EXERCISE INSTRUCTIONS -> For the entries below, how many lines include the word "unstrukturiertes"? Give the figure and nothing more.

——

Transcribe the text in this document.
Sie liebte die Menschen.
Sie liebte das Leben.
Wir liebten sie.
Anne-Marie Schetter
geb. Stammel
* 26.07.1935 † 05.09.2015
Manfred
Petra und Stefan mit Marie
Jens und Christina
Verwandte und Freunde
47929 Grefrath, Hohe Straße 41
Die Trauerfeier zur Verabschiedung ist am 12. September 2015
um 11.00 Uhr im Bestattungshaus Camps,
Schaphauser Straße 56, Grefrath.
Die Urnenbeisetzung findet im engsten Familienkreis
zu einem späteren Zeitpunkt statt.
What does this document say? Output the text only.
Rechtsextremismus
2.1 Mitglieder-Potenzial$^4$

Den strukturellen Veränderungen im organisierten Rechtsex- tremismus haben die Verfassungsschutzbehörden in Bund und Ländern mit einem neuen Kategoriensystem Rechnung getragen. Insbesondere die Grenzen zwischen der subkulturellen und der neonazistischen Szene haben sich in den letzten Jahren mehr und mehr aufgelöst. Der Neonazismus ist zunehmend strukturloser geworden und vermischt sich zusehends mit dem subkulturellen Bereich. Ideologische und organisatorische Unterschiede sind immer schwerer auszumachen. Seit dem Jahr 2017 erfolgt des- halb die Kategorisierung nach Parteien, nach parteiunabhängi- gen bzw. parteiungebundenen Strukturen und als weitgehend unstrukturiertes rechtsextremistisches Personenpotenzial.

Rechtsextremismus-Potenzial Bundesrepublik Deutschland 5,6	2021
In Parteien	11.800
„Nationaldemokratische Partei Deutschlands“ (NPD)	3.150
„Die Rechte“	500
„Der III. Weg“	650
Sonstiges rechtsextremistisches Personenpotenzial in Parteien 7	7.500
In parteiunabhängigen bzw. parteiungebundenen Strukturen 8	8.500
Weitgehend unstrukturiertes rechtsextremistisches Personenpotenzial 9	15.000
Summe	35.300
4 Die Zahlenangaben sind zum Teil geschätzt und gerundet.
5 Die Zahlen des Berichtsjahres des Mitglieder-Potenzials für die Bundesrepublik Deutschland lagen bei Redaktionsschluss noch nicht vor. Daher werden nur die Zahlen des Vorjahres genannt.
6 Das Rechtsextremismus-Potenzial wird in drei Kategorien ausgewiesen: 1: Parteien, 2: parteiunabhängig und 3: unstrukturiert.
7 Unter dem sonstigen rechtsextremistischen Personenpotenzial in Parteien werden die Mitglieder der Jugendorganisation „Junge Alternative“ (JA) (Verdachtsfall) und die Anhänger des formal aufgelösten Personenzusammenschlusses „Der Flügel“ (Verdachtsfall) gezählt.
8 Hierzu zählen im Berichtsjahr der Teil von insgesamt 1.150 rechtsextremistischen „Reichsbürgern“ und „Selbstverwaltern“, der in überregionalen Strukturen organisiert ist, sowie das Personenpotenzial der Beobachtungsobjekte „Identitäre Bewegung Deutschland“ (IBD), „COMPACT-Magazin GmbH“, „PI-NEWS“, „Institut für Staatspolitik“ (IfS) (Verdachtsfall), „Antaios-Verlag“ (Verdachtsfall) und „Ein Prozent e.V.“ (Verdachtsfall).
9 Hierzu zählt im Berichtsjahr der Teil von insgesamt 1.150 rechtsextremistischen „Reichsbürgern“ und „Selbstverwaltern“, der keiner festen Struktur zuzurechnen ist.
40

——

THE ANSWER -> 2